Texto para leer:
※

Algunas personas a las que he recomendado a Keret lo han leído y me han dicho que lo encuentran frívolo. ¿Es Keret frívolo? En 2013 tuve la suerte de asistir en La casa encendida de Madrid a un pequeño taller que Keret impartió para 30 elegidos, y él mismo contestó a esa acusación. Una de las asistentes le dijo que le parecía que frivolizaba con el terrorismo, por ejemplo. Y Keret le dijo que como su normalidad incluía el terrorismo, él lo normalizaba y hacía el mismo tratamiento irónico de él que de cualquier otro tema. Esto venía a cuento de un relato en el que el narrador se queja de que como en su barrio había tantos atentados y a cada atentado le correspondía un pequeño monumento conmemorativo, el barrio se había vuelto impracticable para que su hijo fuera con la bici y cualquier día un niño iba a acabar estrellado contra un monumento.

Mi opinión es que Keret no es para nada frívolo, pero no todo el mundo se acerca a los temas trascendentes y a los realmente importantes con cara muy seria y lamentándose y condenando lo malo. En los relatos de Keret están la vida, la muerte, lo íntimo y lo colectivo, la religión, la política, el terrorismo, la guerra, la pareja, la escuela y la familia. Están todos los temas importantes y clásicos de cualquier literatura que quiera ser representante de su tiempo. Los relatos de Keret parecen ligeros, están escritos con ánimo de resultar de fácil digestión para el lector, pero siempre dejan poso, la ligereza es un trampantojo. Suelen ser relatos de no más de 3 o 4 páginas, un relato que a veces, en manos de otros autores, no pasa del chiste o la anécdota, pero que para Keret siempre es suficiente para condensar un mundo narrativo completo.

※

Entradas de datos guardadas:
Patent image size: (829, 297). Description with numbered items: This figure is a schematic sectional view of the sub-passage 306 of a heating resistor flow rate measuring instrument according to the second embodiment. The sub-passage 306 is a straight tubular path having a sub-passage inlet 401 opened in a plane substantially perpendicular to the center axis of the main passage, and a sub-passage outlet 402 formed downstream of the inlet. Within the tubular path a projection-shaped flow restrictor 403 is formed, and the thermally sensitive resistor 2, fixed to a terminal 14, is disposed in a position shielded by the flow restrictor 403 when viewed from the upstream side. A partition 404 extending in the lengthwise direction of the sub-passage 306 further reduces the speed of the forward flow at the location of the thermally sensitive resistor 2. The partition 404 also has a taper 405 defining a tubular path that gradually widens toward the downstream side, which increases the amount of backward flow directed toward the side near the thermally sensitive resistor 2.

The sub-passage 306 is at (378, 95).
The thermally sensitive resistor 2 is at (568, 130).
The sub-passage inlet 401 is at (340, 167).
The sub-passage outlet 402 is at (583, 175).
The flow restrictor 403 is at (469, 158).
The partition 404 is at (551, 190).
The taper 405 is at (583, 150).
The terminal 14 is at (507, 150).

※

Instrucciones: Continúa el texto sobre los relatos de Keret a partir de su última oración.

Resultado:
Tuberías incluye más de cincuenta relatos, y tratar de buscar conexiones que permitan reducirlo a un párrafo es absurdo. Prefiero destacar algunos relatos, como Anette y yo follamos en el infierno, Dios el enano y La plaga de los primogénitos, todos ellos cercanos en su ambiente al judaísmo y a la idea de Dios. Nada de política y El hijo del director del Mosad son relatos, que como el primero hace pensar con su título, son esencialmente políticos, y como todo buen relato político son íntimos y familiares. El hijo del director del Mosad es uno de esos relatos que desde la primera lectura que llegan para quedarse, de los que pasan automáticamente a los relatos que envidias y que querrás releer muchas veces. Noventa también llega hacia lo político y lo social pero desde el ambiente familiar más cercano. Envidia de escritores es uno de los acercamientos a la metanarrativa que Keret introduce en todas sus colecciones. Aquí se trata de un narrador que suda cada frase de cada relato que envidia profundamente a Max Frisch y a J. D. Salinger por lo que entiende es su facilidad para escribir obras maestras, y se dirige a matarlos. Cierro volviendo a Kafka. ¿Es Keret el más digno elegido entre los miles de llamados a suceder a Kafka? Los dos relatos más kafkianos de la colección me han parecido Quedémonos a nivel de la metáfora, que además es un brillante juego de lenguaje, e Imitador de humanos, que establece un diálogo y le da una vuelta al famoso relato Informe para una academia, de Franz Kafka, solo que en este caso el simio decide revelarse.

Ojalá haya pronto más libros de Keret para que los keretistas matemos la sed. Por cierto, para aquellos que nunca lo hayan probado, Siruela sacó hace poco una recopilación de sus cuatro primeros libros de relatos, bajo el título de Un libro largo de cuentos cortos.

Seguiremos leyendo y compartiendo páginas.